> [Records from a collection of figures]
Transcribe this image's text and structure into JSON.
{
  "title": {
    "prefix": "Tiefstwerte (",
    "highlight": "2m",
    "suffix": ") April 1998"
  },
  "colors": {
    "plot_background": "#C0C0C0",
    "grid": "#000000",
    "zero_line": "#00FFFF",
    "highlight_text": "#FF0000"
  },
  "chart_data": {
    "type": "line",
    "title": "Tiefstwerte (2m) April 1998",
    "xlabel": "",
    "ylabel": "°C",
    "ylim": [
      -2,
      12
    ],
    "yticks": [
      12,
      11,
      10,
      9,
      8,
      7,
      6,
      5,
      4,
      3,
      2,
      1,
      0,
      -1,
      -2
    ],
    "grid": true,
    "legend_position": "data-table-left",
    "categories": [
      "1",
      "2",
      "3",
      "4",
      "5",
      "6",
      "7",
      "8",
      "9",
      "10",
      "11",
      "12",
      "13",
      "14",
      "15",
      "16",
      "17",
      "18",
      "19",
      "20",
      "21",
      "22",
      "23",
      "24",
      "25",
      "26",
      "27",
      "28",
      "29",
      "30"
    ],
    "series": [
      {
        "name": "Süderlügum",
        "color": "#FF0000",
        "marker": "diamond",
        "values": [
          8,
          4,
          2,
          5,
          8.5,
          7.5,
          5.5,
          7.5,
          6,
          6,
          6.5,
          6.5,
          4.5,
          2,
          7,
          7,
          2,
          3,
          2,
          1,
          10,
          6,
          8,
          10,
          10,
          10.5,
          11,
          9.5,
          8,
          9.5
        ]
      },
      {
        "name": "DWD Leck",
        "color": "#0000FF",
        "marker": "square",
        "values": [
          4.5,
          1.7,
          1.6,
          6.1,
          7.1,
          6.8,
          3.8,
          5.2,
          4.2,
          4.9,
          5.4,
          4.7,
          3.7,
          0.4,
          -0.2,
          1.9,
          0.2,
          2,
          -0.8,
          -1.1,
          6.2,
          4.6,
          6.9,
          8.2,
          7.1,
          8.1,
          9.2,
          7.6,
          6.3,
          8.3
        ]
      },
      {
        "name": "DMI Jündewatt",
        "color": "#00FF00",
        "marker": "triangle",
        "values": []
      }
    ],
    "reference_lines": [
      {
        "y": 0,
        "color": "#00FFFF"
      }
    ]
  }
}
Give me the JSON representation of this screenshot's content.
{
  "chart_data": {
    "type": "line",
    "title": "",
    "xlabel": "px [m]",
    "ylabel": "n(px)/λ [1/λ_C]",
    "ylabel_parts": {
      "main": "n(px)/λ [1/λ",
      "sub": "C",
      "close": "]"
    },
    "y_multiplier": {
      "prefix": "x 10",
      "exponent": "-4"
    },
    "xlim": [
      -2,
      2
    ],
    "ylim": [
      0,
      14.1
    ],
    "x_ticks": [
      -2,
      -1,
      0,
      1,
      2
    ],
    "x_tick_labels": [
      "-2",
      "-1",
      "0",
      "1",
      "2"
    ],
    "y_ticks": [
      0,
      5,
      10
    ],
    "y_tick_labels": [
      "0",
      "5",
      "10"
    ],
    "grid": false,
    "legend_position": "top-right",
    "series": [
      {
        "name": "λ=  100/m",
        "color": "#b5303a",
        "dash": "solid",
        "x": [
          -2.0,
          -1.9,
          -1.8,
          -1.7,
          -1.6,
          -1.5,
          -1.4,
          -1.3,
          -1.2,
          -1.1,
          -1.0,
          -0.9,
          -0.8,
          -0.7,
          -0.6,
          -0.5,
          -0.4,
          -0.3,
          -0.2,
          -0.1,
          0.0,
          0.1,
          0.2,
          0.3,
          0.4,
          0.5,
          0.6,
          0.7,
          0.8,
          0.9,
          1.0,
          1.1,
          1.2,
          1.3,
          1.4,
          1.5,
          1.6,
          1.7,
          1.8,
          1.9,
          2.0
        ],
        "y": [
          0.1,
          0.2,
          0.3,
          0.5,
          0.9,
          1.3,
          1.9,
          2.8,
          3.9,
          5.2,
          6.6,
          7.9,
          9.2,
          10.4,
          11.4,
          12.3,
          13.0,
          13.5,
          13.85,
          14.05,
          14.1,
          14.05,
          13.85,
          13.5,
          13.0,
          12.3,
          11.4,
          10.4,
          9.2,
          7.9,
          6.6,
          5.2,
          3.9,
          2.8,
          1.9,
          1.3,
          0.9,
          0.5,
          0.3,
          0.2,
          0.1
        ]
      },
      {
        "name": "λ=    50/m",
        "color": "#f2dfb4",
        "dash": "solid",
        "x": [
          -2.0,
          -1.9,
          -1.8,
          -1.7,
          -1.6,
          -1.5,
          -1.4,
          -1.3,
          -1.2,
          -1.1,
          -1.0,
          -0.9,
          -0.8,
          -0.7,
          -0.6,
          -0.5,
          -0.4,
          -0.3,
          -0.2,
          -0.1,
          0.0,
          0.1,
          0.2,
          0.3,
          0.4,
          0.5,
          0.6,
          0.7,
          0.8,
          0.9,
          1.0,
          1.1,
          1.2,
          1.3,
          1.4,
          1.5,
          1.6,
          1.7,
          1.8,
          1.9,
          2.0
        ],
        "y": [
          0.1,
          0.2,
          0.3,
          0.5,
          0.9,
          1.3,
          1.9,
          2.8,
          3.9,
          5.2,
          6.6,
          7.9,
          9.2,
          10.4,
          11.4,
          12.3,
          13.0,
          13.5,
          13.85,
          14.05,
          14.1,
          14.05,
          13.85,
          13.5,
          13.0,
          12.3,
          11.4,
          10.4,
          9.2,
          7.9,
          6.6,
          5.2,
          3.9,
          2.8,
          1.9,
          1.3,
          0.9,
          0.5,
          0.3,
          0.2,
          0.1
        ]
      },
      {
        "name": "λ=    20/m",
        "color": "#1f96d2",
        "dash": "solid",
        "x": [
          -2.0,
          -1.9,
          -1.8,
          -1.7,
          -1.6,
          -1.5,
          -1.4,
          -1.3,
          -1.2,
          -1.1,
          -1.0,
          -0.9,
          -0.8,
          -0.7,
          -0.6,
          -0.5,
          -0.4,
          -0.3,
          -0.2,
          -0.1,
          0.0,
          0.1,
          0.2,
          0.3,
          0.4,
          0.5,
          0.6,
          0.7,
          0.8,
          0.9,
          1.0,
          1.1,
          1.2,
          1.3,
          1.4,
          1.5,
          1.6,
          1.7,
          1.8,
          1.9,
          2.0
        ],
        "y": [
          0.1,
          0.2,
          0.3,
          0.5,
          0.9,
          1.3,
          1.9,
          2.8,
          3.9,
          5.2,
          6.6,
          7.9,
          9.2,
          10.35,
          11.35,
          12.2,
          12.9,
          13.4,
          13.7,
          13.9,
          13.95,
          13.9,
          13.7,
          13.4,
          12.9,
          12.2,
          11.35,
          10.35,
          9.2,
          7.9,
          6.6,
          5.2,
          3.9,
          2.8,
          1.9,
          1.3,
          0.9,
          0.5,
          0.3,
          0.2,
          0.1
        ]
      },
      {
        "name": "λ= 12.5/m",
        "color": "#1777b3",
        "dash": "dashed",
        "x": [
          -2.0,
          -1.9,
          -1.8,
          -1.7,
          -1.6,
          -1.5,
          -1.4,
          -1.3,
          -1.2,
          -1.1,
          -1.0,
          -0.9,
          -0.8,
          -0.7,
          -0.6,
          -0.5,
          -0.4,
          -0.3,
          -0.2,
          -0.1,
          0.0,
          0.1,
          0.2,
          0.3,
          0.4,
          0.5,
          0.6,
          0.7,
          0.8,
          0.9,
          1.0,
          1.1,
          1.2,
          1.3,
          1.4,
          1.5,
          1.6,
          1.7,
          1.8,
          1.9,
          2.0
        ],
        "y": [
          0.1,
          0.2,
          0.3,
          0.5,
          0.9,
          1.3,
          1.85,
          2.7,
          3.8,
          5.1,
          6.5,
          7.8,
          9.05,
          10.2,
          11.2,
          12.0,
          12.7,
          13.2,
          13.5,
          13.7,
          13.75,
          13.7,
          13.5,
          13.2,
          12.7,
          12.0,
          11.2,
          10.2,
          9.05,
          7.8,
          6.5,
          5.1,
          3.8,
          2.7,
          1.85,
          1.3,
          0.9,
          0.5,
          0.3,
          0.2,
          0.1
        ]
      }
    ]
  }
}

> [Goal] Check each line in the listing above for the string "Tiefstwerte", then report how many lines contain it, with no other text.

> [Reply] 2